## Extracted entries
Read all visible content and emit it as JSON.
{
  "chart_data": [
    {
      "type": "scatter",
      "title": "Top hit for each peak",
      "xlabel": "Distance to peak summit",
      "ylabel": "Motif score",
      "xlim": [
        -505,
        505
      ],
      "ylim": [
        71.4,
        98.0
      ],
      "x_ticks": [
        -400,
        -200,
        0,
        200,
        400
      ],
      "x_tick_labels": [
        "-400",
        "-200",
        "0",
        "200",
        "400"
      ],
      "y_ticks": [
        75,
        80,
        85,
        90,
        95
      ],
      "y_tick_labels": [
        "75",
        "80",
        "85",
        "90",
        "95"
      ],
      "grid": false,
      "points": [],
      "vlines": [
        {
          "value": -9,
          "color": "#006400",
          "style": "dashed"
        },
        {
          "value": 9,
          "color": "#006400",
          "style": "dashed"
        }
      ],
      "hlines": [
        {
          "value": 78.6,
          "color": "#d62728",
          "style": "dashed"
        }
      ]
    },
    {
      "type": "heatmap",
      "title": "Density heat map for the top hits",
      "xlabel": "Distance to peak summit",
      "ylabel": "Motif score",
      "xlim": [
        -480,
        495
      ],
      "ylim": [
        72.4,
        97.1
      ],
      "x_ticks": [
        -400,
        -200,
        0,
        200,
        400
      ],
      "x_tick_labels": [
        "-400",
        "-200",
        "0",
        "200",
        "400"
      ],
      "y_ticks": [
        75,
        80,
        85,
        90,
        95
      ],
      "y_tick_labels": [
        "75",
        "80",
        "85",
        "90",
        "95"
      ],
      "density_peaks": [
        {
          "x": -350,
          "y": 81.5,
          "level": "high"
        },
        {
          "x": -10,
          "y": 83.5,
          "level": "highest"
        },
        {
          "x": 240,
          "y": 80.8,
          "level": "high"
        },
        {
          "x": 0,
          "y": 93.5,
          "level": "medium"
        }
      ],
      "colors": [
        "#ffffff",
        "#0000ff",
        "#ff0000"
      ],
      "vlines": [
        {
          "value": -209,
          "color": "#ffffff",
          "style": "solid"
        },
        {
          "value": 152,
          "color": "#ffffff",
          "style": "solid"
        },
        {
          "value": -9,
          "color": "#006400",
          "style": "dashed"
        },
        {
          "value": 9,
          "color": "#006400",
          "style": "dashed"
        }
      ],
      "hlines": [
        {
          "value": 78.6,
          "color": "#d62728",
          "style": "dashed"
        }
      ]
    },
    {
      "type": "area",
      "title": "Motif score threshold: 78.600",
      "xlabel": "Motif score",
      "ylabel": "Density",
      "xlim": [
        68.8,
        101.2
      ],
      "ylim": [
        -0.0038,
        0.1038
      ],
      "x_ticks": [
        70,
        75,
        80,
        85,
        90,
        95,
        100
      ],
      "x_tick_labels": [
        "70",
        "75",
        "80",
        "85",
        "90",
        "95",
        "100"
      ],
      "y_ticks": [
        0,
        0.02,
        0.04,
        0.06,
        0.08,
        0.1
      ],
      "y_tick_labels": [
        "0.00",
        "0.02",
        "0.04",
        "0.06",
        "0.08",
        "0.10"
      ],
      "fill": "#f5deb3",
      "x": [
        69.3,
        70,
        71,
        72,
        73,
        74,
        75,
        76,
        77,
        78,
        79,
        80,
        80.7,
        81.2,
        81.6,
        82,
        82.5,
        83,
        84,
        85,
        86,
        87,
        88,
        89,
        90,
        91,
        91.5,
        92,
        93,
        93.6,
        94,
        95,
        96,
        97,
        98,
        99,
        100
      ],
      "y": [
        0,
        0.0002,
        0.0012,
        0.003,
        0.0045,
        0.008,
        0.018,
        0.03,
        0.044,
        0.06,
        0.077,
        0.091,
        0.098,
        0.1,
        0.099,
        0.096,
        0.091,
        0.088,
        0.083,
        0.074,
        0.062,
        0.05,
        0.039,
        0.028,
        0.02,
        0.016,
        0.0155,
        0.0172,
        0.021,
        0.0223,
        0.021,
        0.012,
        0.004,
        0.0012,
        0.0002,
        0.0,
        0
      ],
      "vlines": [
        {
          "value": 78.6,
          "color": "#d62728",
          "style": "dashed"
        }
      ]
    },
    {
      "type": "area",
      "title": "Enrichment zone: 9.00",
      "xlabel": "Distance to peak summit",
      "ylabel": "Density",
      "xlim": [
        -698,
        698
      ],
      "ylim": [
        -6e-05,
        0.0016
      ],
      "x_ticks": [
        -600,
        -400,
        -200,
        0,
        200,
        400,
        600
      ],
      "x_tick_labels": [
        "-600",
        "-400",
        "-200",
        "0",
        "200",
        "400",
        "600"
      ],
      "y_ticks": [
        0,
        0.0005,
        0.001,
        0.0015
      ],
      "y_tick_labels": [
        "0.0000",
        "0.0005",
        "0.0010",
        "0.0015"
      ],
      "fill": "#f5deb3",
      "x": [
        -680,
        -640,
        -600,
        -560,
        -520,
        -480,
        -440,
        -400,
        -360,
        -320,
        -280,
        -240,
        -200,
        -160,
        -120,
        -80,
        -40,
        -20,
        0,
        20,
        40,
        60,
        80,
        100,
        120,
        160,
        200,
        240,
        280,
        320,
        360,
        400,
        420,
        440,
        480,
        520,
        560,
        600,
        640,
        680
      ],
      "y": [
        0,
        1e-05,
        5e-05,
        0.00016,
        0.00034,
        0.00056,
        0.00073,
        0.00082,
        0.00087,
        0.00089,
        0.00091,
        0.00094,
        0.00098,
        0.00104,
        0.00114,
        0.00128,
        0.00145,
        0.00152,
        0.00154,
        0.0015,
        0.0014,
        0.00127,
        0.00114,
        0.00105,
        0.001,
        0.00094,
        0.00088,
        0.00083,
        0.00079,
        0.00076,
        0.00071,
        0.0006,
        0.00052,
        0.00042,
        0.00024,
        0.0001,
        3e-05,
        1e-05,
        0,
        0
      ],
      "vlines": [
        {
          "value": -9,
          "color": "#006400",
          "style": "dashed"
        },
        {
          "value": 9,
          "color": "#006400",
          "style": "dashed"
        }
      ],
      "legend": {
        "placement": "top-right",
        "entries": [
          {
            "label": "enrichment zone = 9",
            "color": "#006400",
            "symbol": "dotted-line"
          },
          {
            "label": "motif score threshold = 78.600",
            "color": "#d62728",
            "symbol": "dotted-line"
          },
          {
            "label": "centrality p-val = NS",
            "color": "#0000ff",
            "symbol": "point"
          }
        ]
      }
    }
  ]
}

## Task to carry out
Copy each entry exactly, with nothing added or dropped.

## Reply
Read all visible content and emit it as JSON.
{
  "chart_data": [
    {
      "type": "scatter",
      "title": "Top hit for each peak",
      "xlabel": "Distance to peak summit",
      "ylabel": "Motif score",
      "xlim": [
        -505,
        505
      ],
      "ylim": [
        71.4,
        98.0
      ],
      "x_ticks": [
        -400,
        -200,
        0,
        200,
        400
      ],
      "x_tick_labels": [
        "-400",
        "-200",
        "0",
        "200",
        "400"
      ],
      "y_ticks": [
        75,
        80,
        85,
        90,
        95
      ],
      "y_tick_labels": [
        "75",
        "80",
        "85",
        "90",
        "95"
      ],
      "grid": false,
      "points": [],
      "vlines": [
        {
          "value": -9,
          "color": "#006400",
          "style": "dashed"
        },
        {
          "value": 9,
          "color": "#006400",
          "style": "dashed"
        }
      ],
      "hlines": [
        {
          "value": 78.6,
          "color": "#d62728",
          "style": "dashed"
        }
      ]
    },
    {
      "type": "heatmap",
      "title": "Density heat map for the top hits",
      "xlabel": "Distance to peak summit",
      "ylabel": "Motif score",
      "xlim": [
        -480,
        495
      ],
      "ylim": [
        72.4,
        97.1
      ],
      "x_ticks": [
        -400,
        -200,
        0,
        200,
        400
      ],
      "x_tick_labels": [
        "-400",
        "-200",
        "0",
        "200",
        "400"
      ],
      "y_ticks": [
        75,
        80,
        85,
        90,
        95
      ],
      "y_tick_labels": [
        "75",
        "80",
        "85",
        "90",
        "95"
      ],
      "density_peaks": [
        {
          "x": -350,
          "y": 81.5,
          "level": "high"
        },
        {
          "x": -10,
          "y": 83.5,
          "level": "highest"
        },
        {
          "x": 240,
          "y": 80.8,
          "level": "high"
        },
        {
          "x": 0,
          "y": 93.5,
          "level": "medium"
        }
      ],
      "colors": [
        "#ffffff",
        "#0000ff",
        "#ff0000"
      ],
      "vlines": [
        {
          "value": -209,
          "color": "#ffffff",
          "style": "solid"
        },
        {
          "value": 152,
          "color": "#ffffff",
          "style": "solid"
        },
        {
          "value": -9,
          "color": "#006400",
          "style": "dashed"
        },
        {
          "value": 9,
          "color": "#006400",
          "style": "dashed"
        }
      ],
      "hlines": [
        {
          "value": 78.6,
          "color": "#d62728",
          "style": "dashed"
        }
      ]
    },
    {
      "type": "area",
      "title": "Motif score threshold: 78.600",
      "xlabel": "Motif score",
      "ylabel": "Density",
      "xlim": [
        68.8,
        101.2
      ],
      "ylim": [
        -0.0038,
        0.1038
      ],
      "x_ticks": [
        70,
        75,
        80,
        85,
        90,
        95,
        100
      ],
      "x_tick_labels": [
        "70",
        "75",
        "80",
        "85",
        "90",
        "95",
        "100"
      ],
      "y_ticks": [
        0,
        0.02,
        0.04,
        0.06,
        0.08,
        0.1
      ],
      "y_tick_labels": [
        "0.00",
        "0.02",
        "0.04",
        "0.06",
        "0.08",
        "0.10"
      ],
      "fill": "#f5deb3",
      "x": [
        69.3,
        70,
        71,
        72,
        73,
        74,
        75,
        76,
        77,
        78,
        79,
        80,
        80.7,
        81.2,
        81.6,
        82,
        82.5,
        83,
        84,
        85,
        86,
        87,
        88,
        89,
        90,
        91,
        91.5,
        92,
        93,
        93.6,
        94,
        95,
        96,
        97,
        98,
        99,
        100
      ],
      "y": [
        0,
        0.0002,
        0.0012,
        0.003,
        0.0045,
        0.008,
        0.018,
        0.03,
        0.044,
        0.06,
        0.077,
        0.091,
        0.098,
        0.1,
        0.099,
        0.096,
        0.091,
        0.088,
        0.083,
        0.074,
        0.062,
        0.05,
        0.039,
        0.028,
        0.02,
        0.016,
        0.0155,
        0.0172,
        0.021,
        0.0223,
        0.021,
        0.012,
        0.004,
        0.0012,
        0.0002,
        0.0,
        0
      ],
      "vlines": [
        {
          "value": 78.6,
          "color": "#d62728",
          "style": "dashed"
        }
      ]
    },
    {
      "type": "area",
      "title": "Enrichment zone: 9.00",
      "xlabel": "Distance to peak summit",
      "ylabel": "Density",
      "xlim": [
        -698,
        698
      ],
      "ylim": [
        -6e-05,
        0.0016
      ],
      "x_ticks": [
        -600,
        -400,
        -200,
        0,
        200,
        400,
        600
      ],
      "x_tick_labels": [
        "-600",
        "-400",
        "-200",
        "0",
        "200",
        "400",
        "600"
      ],
      "y_ticks": [
        0,
        0.0005,
        0.001,
        0.0015
      ],
      "y_tick_labels": [
        "0.0000",
        "0.0005",
        "0.0010",
        "0.0015"
      ],
      "fill": "#f5deb3",
      "x": [
        -680,
        -640,
        -600,
        -560,
        -520,
        -480,
        -440,
        -400,
        -360,
        -320,
        -280,
        -240,
        -200,
        -160,
        -120,
        -80,
        -40,
        -20,
        0,
        20,
        40,
        60,
        80,
        100,
        120,
        160,
        200,
        240,
        280,
        320,
        360,
        400,
        420,
        440,
        480,
        520,
        560,
        600,
        640,
        680
      ],
      "y": [
        0,
        1e-05,
        5e-05,
        0.00016,
        0.00034,
        0.00056,
        0.00073,
        0.00082,
        0.00087,
        0.00089,
        0.00091,
        0.00094,
        0.00098,
        0.00104,
        0.00114,
        0.00128,
        0.00145,
        0.00152,
        0.00154,
        0.0015,
        0.0014,
        0.00127,
        0.00114,
        0.00105,
        0.001,
        0.00094,
        0.00088,
        0.00083,
        0.00079,
        0.00076,
        0.00071,
        0.0006,
        0.00052,
        0.00042,
        0.00024,
        0.0001,
        3e-05,
        1e-05,
        0,
        0
      ],
      "vlines": [
        {
          "value": -9,
          "color": "#006400",
          "style": "dashed"
        },
        {
          "value": 9,
          "color": "#006400",
          "style": "dashed"
        }
      ],
      "legend": {
        "placement": "top-right",
        "entries": [
          {
            "label": "enrichment zone = 9",
            "color": "#006400",
            "symbol": "dotted-line"
          },
          {
            "label": "motif score threshold = 78.600",
            "color": "#d62728",
            "symbol": "dotted-line"
          },
          {
            "label": "centrality p-val = NS",
            "color": "#0000ff",
            "symbol": "point"
          }
        ]
      }
    }
  ]
}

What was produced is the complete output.